GIVEN EXERCISE: Look through the lines below and extract any with the word "ylabel".

[Records that describe figures]
— Begin —

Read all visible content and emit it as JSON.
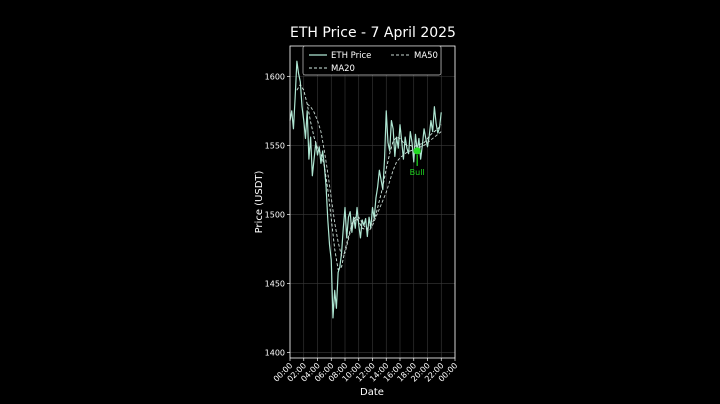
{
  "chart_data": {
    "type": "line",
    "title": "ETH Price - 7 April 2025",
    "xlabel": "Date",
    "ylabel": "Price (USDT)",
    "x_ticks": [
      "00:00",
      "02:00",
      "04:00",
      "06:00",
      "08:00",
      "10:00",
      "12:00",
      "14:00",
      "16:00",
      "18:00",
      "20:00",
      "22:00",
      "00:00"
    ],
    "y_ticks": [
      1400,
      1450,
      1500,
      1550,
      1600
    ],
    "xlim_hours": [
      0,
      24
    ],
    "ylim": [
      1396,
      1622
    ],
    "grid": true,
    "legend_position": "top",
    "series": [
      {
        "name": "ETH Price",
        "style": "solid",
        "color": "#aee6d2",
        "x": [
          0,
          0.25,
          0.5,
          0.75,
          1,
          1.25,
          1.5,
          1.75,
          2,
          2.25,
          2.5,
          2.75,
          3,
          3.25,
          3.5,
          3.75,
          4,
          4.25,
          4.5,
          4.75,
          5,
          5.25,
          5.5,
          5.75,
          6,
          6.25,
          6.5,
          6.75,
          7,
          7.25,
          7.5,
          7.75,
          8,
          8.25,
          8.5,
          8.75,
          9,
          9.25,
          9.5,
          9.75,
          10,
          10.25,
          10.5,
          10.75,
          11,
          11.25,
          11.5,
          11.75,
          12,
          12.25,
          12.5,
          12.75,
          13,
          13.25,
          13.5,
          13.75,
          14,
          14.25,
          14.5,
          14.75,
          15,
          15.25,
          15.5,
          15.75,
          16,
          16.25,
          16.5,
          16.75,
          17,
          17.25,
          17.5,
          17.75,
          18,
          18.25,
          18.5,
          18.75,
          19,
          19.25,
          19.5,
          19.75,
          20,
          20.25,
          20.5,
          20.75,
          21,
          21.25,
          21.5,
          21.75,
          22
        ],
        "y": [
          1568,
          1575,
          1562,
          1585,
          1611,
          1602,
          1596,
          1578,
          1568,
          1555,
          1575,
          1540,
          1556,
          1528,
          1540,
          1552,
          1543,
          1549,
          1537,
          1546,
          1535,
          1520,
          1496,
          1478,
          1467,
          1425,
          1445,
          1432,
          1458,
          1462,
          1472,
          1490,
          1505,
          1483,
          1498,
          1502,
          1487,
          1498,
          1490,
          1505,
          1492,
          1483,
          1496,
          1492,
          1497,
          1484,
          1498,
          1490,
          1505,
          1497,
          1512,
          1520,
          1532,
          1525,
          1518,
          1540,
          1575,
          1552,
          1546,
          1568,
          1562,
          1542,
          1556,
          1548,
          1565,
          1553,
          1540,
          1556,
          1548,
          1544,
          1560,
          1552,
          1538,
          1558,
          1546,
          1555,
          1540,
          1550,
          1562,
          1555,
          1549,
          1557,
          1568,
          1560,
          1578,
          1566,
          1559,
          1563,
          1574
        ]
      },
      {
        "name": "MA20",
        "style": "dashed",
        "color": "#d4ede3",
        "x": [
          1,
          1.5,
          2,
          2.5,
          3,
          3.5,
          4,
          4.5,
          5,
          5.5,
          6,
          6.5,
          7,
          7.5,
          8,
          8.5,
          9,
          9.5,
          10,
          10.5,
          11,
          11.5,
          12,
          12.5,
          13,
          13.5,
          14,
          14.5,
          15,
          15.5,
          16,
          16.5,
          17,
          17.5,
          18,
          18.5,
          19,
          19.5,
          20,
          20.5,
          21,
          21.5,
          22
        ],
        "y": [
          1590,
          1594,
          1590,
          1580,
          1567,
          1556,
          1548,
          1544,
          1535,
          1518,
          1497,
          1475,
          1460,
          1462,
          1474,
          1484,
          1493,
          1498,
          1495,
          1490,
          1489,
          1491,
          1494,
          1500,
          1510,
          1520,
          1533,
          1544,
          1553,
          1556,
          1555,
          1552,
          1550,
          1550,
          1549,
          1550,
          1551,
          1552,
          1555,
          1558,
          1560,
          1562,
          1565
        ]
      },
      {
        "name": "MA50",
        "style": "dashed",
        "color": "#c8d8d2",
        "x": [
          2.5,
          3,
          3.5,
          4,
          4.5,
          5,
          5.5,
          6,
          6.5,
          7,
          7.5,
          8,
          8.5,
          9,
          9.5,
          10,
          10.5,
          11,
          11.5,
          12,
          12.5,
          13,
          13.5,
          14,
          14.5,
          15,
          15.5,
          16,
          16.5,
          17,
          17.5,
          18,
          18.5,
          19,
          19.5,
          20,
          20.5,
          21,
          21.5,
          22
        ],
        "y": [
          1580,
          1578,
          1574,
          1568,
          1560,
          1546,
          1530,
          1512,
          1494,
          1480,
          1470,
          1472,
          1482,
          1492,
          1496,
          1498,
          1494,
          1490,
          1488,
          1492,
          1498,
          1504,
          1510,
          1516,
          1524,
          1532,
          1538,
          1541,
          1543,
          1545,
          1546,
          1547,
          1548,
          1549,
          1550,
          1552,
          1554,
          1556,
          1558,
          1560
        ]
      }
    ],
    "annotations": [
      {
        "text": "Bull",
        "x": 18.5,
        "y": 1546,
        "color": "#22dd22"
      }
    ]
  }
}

— End —
— Begin —

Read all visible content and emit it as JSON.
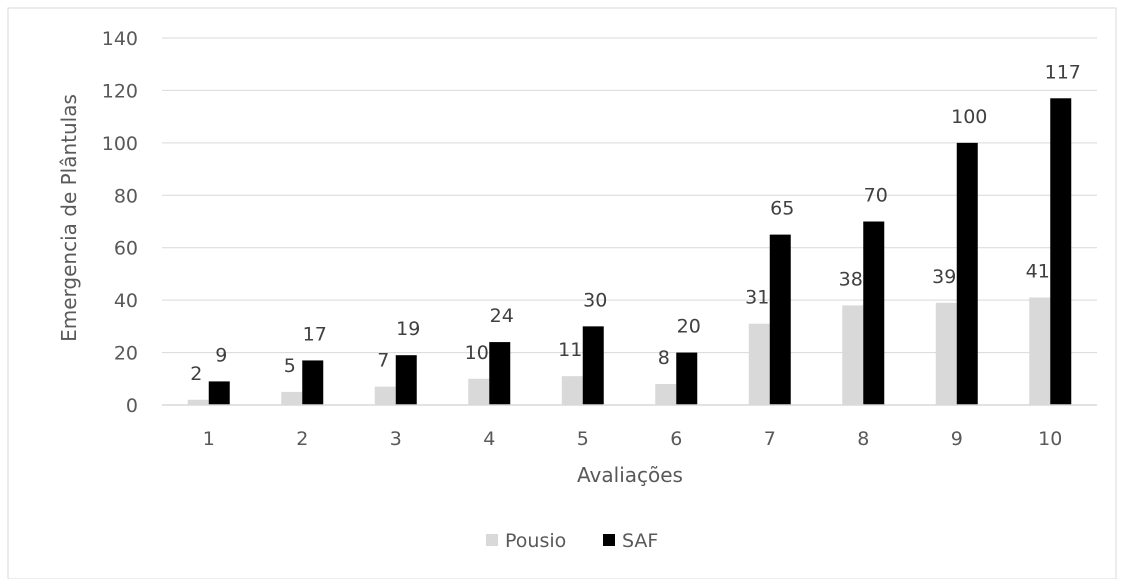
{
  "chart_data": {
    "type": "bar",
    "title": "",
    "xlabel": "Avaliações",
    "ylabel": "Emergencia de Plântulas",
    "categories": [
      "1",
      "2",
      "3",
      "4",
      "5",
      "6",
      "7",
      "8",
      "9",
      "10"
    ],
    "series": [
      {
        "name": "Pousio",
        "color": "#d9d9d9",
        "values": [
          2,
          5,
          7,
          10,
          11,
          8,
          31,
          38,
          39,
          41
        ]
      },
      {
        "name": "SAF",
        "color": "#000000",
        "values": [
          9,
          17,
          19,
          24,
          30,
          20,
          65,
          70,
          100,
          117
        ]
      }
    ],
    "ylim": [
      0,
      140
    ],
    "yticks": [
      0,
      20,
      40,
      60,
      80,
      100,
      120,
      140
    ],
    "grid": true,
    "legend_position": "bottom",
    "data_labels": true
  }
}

— End —
— Begin —

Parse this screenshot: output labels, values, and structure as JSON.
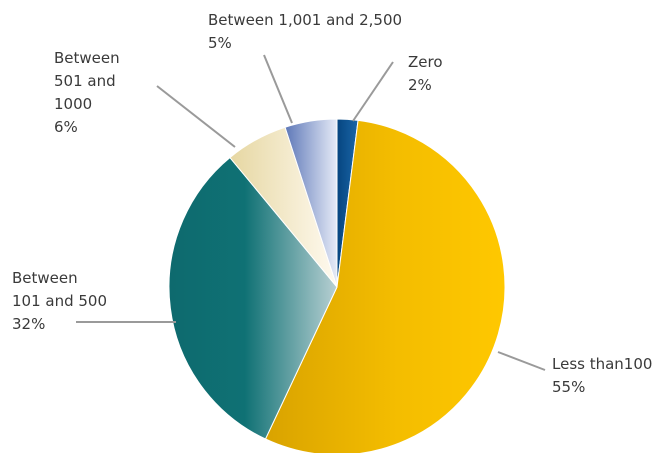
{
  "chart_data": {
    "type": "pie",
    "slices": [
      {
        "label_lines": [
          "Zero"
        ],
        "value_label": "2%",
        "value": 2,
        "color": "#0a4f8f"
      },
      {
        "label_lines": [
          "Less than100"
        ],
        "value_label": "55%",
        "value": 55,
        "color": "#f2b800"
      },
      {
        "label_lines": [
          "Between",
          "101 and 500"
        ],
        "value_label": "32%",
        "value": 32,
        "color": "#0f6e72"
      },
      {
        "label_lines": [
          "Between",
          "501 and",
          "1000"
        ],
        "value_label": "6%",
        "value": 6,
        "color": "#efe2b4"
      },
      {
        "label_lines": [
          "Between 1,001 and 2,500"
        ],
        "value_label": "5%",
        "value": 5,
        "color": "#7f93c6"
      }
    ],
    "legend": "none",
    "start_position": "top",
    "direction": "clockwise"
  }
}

— End —

CORRECT OUTPUT:
    "ylabel": "Price (USDT)",
    "ylabel": "Emergencia de Plântulas",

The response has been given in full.